Stored records:
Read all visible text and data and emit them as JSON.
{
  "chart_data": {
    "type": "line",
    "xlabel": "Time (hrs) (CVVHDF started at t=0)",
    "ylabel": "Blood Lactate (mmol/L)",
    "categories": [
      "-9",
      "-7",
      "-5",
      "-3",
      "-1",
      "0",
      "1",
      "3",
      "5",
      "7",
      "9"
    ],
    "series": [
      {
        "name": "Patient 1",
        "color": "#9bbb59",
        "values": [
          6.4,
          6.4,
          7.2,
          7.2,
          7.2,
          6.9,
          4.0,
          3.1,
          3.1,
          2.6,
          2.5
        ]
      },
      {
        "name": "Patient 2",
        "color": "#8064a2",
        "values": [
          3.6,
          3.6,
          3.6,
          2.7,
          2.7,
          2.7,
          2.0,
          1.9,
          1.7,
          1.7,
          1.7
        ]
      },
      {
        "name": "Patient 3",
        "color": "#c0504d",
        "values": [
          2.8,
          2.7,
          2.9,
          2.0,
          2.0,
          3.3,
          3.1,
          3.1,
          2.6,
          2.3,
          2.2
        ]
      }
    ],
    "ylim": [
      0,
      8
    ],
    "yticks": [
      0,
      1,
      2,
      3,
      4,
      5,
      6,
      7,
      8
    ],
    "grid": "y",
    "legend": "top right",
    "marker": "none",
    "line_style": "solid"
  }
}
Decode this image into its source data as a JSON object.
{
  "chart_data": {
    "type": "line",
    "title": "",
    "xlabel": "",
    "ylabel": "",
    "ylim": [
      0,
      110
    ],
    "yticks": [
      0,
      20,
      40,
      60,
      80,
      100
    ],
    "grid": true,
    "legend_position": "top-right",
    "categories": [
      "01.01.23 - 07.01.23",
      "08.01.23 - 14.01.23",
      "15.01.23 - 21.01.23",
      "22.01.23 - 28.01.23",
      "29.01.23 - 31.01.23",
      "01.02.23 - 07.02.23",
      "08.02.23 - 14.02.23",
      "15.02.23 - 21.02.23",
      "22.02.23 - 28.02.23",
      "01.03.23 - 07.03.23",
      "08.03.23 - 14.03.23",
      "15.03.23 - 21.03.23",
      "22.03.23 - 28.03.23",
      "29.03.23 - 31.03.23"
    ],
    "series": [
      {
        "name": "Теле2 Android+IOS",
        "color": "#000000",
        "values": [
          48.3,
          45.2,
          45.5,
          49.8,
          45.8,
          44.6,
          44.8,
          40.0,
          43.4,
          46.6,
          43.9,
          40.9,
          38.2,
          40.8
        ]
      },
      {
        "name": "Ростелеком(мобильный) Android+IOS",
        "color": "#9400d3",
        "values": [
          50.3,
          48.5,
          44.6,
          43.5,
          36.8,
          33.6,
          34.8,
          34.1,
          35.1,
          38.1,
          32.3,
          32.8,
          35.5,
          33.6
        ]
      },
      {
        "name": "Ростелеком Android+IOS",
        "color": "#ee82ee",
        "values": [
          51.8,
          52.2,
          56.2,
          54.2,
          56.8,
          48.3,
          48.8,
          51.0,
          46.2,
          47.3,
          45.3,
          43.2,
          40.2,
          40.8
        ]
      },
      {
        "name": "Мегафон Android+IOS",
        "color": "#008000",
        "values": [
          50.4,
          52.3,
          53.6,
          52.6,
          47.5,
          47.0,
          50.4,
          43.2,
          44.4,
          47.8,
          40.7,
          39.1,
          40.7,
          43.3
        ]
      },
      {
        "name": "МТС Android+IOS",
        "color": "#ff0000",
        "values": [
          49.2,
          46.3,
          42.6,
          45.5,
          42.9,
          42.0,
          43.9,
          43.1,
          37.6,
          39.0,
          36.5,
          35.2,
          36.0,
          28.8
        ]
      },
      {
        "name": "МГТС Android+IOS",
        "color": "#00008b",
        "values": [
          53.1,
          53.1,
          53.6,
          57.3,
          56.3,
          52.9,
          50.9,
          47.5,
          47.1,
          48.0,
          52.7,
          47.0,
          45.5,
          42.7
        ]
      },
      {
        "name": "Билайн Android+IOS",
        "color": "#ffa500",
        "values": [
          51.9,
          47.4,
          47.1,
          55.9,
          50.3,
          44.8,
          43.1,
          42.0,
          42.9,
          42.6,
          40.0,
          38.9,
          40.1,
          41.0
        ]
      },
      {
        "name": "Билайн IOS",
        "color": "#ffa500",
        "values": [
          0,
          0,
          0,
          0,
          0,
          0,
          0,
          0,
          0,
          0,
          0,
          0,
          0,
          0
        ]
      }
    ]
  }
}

§ Task
Recite the full listing above exactly.

§ Result
Read all visible text and data and emit them as JSON.
{
  "chart_data": {
    "type": "line",
    "xlabel": "Time (hrs) (CVVHDF started at t=0)",
    "ylabel": "Blood Lactate (mmol/L)",
    "categories": [
      "-9",
      "-7",
      "-5",
      "-3",
      "-1",
      "0",
      "1",
      "3",
      "5",
      "7",
      "9"
    ],
    "series": [
      {
        "name": "Patient 1",
        "color": "#9bbb59",
        "values": [
          6.4,
          6.4,
          7.2,
          7.2,
          7.2,
          6.9,
          4.0,
          3.1,
          3.1,
          2.6,
          2.5
        ]
      },
      {
        "name": "Patient 2",
        "color": "#8064a2",
        "values": [
          3.6,
          3.6,
          3.6,
          2.7,
          2.7,
          2.7,
          2.0,
          1.9,
          1.7,
          1.7,
          1.7
        ]
      },
      {
        "name": "Patient 3",
        "color": "#c0504d",
        "values": [
          2.8,
          2.7,
          2.9,
          2.0,
          2.0,
          3.3,
          3.1,
          3.1,
          2.6,
          2.3,
          2.2
        ]
      }
    ],
    "ylim": [
      0,
      8
    ],
    "yticks": [
      0,
      1,
      2,
      3,
      4,
      5,
      6,
      7,
      8
    ],
    "grid": "y",
    "legend": "top right",
    "marker": "none",
    "line_style": "solid"
  }
}
Decode this image into its source data as a JSON object.
{
  "chart_data": {
    "type": "line",
    "title": "",
    "xlabel": "",
    "ylabel": "",
    "ylim": [
      0,
      110
    ],
    "yticks": [
      0,
      20,
      40,
      60,
      80,
      100
    ],
    "grid": true,
    "legend_position": "top-right",
    "categories": [
      "01.01.23 - 07.01.23",
      "08.01.23 - 14.01.23",
      "15.01.23 - 21.01.23",
      "22.01.23 - 28.01.23",
      "29.01.23 - 31.01.23",
      "01.02.23 - 07.02.23",
      "08.02.23 - 14.02.23",
      "15.02.23 - 21.02.23",
      "22.02.23 - 28.02.23",
      "01.03.23 - 07.03.23",
      "08.03.23 - 14.03.23",
      "15.03.23 - 21.03.23",
      "22.03.23 - 28.03.23",
      "29.03.23 - 31.03.23"
    ],
    "series": [
      {
        "name": "Теле2 Android+IOS",
        "color": "#000000",
        "values": [
          48.3,
          45.2,
          45.5,
          49.8,
          45.8,
          44.6,
          44.8,
          40.0,
          43.4,
          46.6,
          43.9,
          40.9,
          38.2,
          40.8
        ]
      },
      {
        "name": "Ростелеком(мобильный) Android+IOS",
        "color": "#9400d3",
        "values": [
          50.3,
          48.5,
          44.6,
          43.5,
          36.8,
          33.6,
          34.8,
          34.1,
          35.1,
          38.1,
          32.3,
          32.8,
          35.5,
          33.6
        ]
      },
      {
        "name": "Ростелеком Android+IOS",
        "color": "#ee82ee",
        "values": [
          51.8,
          52.2,
          56.2,
          54.2,
          56.8,
          48.3,
          48.8,
          51.0,
          46.2,
          47.3,
          45.3,
          43.2,
          40.2,
          40.8
        ]
      },
      {
        "name": "Мегафон Android+IOS",
        "color": "#008000",
        "values": [
          50.4,
          52.3,
          53.6,
          52.6,
          47.5,
          47.0,
          50.4,
          43.2,
          44.4,
          47.8,
          40.7,
          39.1,
          40.7,
          43.3
        ]
      },
      {
        "name": "МТС Android+IOS",
        "color": "#ff0000",
        "values": [
          49.2,
          46.3,
          42.6,
          45.5,
          42.9,
          42.0,
          43.9,
          43.1,
          37.6,
          39.0,
          36.5,
          35.2,
          36.0,
          28.8
        ]
      },
      {
        "name": "МГТС Android+IOS",
        "color": "#00008b",
        "values": [
          53.1,
          53.1,
          53.6,
          57.3,
          56.3,
          52.9,
          50.9,
          47.5,
          47.1,
          48.0,
          52.7,
          47.0,
          45.5,
          42.7
        ]
      },
      {
        "name": "Билайн Android+IOS",
        "color": "#ffa500",
        "values": [
          51.9,
          47.4,
          47.1,
          55.9,
          50.3,
          44.8,
          43.1,
          42.0,
          42.9,
          42.6,
          40.0,
          38.9,
          40.1,
          41.0
        ]
      },
      {
        "name": "Билайн IOS",
        "color": "#ffa500",
        "values": [
          0,
          0,
          0,
          0,
          0,
          0,
          0,
          0,
          0,
          0,
          0,
          0,
          0,
          0
        ]
      }
    ]
  }
}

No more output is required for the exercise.